* _Task details_:
Word for word, restate every line of the material.

Dataset rows:
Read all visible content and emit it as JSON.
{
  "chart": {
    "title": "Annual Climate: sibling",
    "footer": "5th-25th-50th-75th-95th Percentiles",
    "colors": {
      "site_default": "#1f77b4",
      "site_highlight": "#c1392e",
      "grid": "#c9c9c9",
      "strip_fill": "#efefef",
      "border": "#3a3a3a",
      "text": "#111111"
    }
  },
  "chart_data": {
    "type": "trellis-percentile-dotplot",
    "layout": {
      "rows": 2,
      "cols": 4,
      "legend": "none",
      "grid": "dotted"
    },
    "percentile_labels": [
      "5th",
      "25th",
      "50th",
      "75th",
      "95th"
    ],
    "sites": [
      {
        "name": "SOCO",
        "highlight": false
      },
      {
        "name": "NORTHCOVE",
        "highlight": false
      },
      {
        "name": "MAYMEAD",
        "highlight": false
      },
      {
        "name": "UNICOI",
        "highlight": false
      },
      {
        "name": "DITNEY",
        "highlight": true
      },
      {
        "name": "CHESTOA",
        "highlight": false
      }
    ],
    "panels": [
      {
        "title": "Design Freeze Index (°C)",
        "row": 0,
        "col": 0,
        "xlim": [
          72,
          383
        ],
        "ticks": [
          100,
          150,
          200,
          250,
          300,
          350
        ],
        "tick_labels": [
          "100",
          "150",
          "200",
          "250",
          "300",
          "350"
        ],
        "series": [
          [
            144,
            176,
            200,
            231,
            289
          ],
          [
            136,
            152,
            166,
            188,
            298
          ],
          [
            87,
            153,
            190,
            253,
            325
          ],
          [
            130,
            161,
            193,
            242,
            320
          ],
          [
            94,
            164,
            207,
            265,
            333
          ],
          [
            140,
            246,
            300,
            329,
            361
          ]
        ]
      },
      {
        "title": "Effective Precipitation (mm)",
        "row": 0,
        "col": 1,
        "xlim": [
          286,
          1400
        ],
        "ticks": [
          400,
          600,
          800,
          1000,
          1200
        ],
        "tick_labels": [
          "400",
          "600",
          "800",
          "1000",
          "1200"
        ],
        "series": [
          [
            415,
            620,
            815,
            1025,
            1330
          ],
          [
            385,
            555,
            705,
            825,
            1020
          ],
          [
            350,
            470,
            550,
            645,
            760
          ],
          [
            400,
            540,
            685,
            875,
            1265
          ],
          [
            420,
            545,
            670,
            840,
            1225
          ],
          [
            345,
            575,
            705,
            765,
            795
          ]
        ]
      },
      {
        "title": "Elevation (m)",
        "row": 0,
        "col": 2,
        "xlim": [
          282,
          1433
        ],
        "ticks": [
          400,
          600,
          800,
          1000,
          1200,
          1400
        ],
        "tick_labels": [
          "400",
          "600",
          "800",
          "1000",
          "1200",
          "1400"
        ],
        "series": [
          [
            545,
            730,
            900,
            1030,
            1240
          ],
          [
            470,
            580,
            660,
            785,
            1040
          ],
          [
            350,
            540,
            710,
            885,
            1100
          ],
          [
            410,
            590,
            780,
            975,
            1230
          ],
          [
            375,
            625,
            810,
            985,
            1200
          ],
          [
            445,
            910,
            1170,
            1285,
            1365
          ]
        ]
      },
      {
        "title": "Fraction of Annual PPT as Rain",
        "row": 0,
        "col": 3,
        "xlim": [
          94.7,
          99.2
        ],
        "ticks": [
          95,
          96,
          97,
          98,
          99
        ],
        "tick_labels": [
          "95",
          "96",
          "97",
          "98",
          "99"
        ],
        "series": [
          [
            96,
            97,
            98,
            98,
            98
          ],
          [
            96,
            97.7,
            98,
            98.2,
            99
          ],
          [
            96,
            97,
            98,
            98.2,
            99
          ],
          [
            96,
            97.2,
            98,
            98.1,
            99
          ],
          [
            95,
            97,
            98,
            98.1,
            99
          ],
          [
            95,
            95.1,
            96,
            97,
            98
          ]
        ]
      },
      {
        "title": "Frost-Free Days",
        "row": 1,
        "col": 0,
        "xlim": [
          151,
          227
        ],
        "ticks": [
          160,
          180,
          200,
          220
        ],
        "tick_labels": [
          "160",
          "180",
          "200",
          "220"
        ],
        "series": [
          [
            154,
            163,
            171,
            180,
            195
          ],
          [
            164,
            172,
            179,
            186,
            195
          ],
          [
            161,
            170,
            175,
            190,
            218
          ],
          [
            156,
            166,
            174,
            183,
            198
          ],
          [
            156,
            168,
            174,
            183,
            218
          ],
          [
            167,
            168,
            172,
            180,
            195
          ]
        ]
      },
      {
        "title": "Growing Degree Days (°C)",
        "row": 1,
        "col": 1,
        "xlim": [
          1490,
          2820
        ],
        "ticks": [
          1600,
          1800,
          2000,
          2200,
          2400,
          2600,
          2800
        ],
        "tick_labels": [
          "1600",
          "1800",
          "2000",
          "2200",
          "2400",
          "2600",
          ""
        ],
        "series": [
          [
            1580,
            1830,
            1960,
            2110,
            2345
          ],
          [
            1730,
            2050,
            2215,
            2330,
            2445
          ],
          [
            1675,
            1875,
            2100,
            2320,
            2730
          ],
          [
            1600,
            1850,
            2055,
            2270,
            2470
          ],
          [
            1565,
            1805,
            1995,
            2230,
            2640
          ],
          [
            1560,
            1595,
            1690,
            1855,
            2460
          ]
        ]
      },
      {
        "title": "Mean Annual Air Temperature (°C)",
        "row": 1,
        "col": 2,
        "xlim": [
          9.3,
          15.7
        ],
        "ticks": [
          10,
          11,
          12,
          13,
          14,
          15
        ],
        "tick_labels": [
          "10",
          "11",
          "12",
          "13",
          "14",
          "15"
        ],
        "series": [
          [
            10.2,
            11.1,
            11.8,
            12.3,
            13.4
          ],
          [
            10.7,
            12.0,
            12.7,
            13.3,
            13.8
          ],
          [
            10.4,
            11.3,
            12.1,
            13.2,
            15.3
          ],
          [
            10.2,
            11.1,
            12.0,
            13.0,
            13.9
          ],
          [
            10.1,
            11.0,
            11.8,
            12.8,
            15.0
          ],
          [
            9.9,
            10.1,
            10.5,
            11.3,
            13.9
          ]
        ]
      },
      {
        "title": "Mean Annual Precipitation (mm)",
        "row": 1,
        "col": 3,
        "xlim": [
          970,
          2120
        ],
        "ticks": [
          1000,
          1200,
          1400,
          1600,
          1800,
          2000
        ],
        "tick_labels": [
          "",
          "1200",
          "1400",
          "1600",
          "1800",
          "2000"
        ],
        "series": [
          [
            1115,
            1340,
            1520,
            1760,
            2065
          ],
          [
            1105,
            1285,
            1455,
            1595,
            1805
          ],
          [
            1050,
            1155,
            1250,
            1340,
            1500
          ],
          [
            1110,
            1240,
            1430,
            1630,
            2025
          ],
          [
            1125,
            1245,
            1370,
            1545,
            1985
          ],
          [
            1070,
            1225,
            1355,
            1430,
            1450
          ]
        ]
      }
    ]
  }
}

* _Result of the task_:
Read all visible content and emit it as JSON.
{
  "chart": {
    "title": "Annual Climate: sibling",
    "footer": "5th-25th-50th-75th-95th Percentiles",
    "colors": {
      "site_default": "#1f77b4",
      "site_highlight": "#c1392e",
      "grid": "#c9c9c9",
      "strip_fill": "#efefef",
      "border": "#3a3a3a",
      "text": "#111111"
    }
  },
  "chart_data": {
    "type": "trellis-percentile-dotplot",
    "layout": {
      "rows": 2,
      "cols": 4,
      "legend": "none",
      "grid": "dotted"
    },
    "percentile_labels": [
      "5th",
      "25th",
      "50th",
      "75th",
      "95th"
    ],
    "sites": [
      {
        "name": "SOCO",
        "highlight": false
      },
      {
        "name": "NORTHCOVE",
        "highlight": false
      },
      {
        "name": "MAYMEAD",
        "highlight": false
      },
      {
        "name": "UNICOI",
        "highlight": false
      },
      {
        "name": "DITNEY",
        "highlight": true
      },
      {
        "name": "CHESTOA",
        "highlight": false
      }
    ],
    "panels": [
      {
        "title": "Design Freeze Index (°C)",
        "row": 0,
        "col": 0,
        "xlim": [
          72,
          383
        ],
        "ticks": [
          100,
          150,
          200,
          250,
          300,
          350
        ],
        "tick_labels": [
          "100",
          "150",
          "200",
          "250",
          "300",
          "350"
        ],
        "series": [
          [
            144,
            176,
            200,
            231,
            289
          ],
          [
            136,
            152,
            166,
            188,
            298
          ],
          [
            87,
            153,
            190,
            253,
            325
          ],
          [
            130,
            161,
            193,
            242,
            320
          ],
          [
            94,
            164,
            207,
            265,
            333
          ],
          [
            140,
            246,
            300,
            329,
            361
          ]
        ]
      },
      {
        "title": "Effective Precipitation (mm)",
        "row": 0,
        "col": 1,
        "xlim": [
          286,
          1400
        ],
        "ticks": [
          400,
          600,
          800,
          1000,
          1200
        ],
        "tick_labels": [
          "400",
          "600",
          "800",
          "1000",
          "1200"
        ],
        "series": [
          [
            415,
            620,
            815,
            1025,
            1330
          ],
          [
            385,
            555,
            705,
            825,
            1020
          ],
          [
            350,
            470,
            550,
            645,
            760
          ],
          [
            400,
            540,
            685,
            875,
            1265
          ],
          [
            420,
            545,
            670,
            840,
            1225
          ],
          [
            345,
            575,
            705,
            765,
            795
          ]
        ]
      },
      {
        "title": "Elevation (m)",
        "row": 0,
        "col": 2,
        "xlim": [
          282,
          1433
        ],
        "ticks": [
          400,
          600,
          800,
          1000,
          1200,
          1400
        ],
        "tick_labels": [
          "400",
          "600",
          "800",
          "1000",
          "1200",
          "1400"
        ],
        "series": [
          [
            545,
            730,
            900,
            1030,
            1240
          ],
          [
            470,
            580,
            660,
            785,
            1040
          ],
          [
            350,
            540,
            710,
            885,
            1100
          ],
          [
            410,
            590,
            780,
            975,
            1230
          ],
          [
            375,
            625,
            810,
            985,
            1200
          ],
          [
            445,
            910,
            1170,
            1285,
            1365
          ]
        ]
      },
      {
        "title": "Fraction of Annual PPT as Rain",
        "row": 0,
        "col": 3,
        "xlim": [
          94.7,
          99.2
        ],
        "ticks": [
          95,
          96,
          97,
          98,
          99
        ],
        "tick_labels": [
          "95",
          "96",
          "97",
          "98",
          "99"
        ],
        "series": [
          [
            96,
            97,
            98,
            98,
            98
          ],
          [
            96,
            97.7,
            98,
            98.2,
            99
          ],
          [
            96,
            97,
            98,
            98.2,
            99
          ],
          [
            96,
            97.2,
            98,
            98.1,
            99
          ],
          [
            95,
            97,
            98,
            98.1,
            99
          ],
          [
            95,
            95.1,
            96,
            97,
            98
          ]
        ]
      },
      {
        "title": "Frost-Free Days",
        "row": 1,
        "col": 0,
        "xlim": [
          151,
          227
        ],
        "ticks": [
          160,
          180,
          200,
          220
        ],
        "tick_labels": [
          "160",
          "180",
          "200",
          "220"
        ],
        "series": [
          [
            154,
            163,
            171,
            180,
            195
          ],
          [
            164,
            172,
            179,
            186,
            195
          ],
          [
            161,
            170,
            175,
            190,
            218
          ],
          [
            156,
            166,
            174,
            183,
            198
          ],
          [
            156,
            168,
            174,
            183,
            218
          ],
          [
            167,
            168,
            172,
            180,
            195
          ]
        ]
      },
      {
        "title": "Growing Degree Days (°C)",
        "row": 1,
        "col": 1,
        "xlim": [
          1490,
          2820
        ],
        "ticks": [
          1600,
          1800,
          2000,
          2200,
          2400,
          2600,
          2800
        ],
        "tick_labels": [
          "1600",
          "1800",
          "2000",
          "2200",
          "2400",
          "2600",
          ""
        ],
        "series": [
          [
            1580,
            1830,
            1960,
            2110,
            2345
          ],
          [
            1730,
            2050,
            2215,
            2330,
            2445
          ],
          [
            1675,
            1875,
            2100,
            2320,
            2730
          ],
          [
            1600,
            1850,
            2055,
            2270,
            2470
          ],
          [
            1565,
            1805,
            1995,
            2230,
            2640
          ],
          [
            1560,
            1595,
            1690,
            1855,
            2460
          ]
        ]
      },
      {
        "title": "Mean Annual Air Temperature (°C)",
        "row": 1,
        "col": 2,
        "xlim": [
          9.3,
          15.7
        ],
        "ticks": [
          10,
          11,
          12,
          13,
          14,
          15
        ],
        "tick_labels": [
          "10",
          "11",
          "12",
          "13",
          "14",
          "15"
        ],
        "series": [
          [
            10.2,
            11.1,
            11.8,
            12.3,
            13.4
          ],
          [
            10.7,
            12.0,
            12.7,
            13.3,
            13.8
          ],
          [
            10.4,
            11.3,
            12.1,
            13.2,
            15.3
          ],
          [
            10.2,
            11.1,
            12.0,
            13.0,
            13.9
          ],
          [
            10.1,
            11.0,
            11.8,
            12.8,
            15.0
          ],
          [
            9.9,
            10.1,
            10.5,
            11.3,
            13.9
          ]
        ]
      },
      {
        "title": "Mean Annual Precipitation (mm)",
        "row": 1,
        "col": 3,
        "xlim": [
          970,
          2120
        ],
        "ticks": [
          1000,
          1200,
          1400,
          1600,
          1800,
          2000
        ],
        "tick_labels": [
          "",
          "1200",
          "1400",
          "1600",
          "1800",
          "2000"
        ],
        "series": [
          [
            1115,
            1340,
            1520,
            1760,
            2065
          ],
          [
            1105,
            1285,
            1455,
            1595,
            1805
          ],
          [
            1050,
            1155,
            1250,
            1340,
            1500
          ],
          [
            1110,
            1240,
            1430,
            1630,
            2025
          ],
          [
            1125,
            1245,
            1370,
            1545,
            1985
          ],
          [
            1070,
            1225,
            1355,
            1430,
            1450
          ]
        ]
      }
    ]
  }
}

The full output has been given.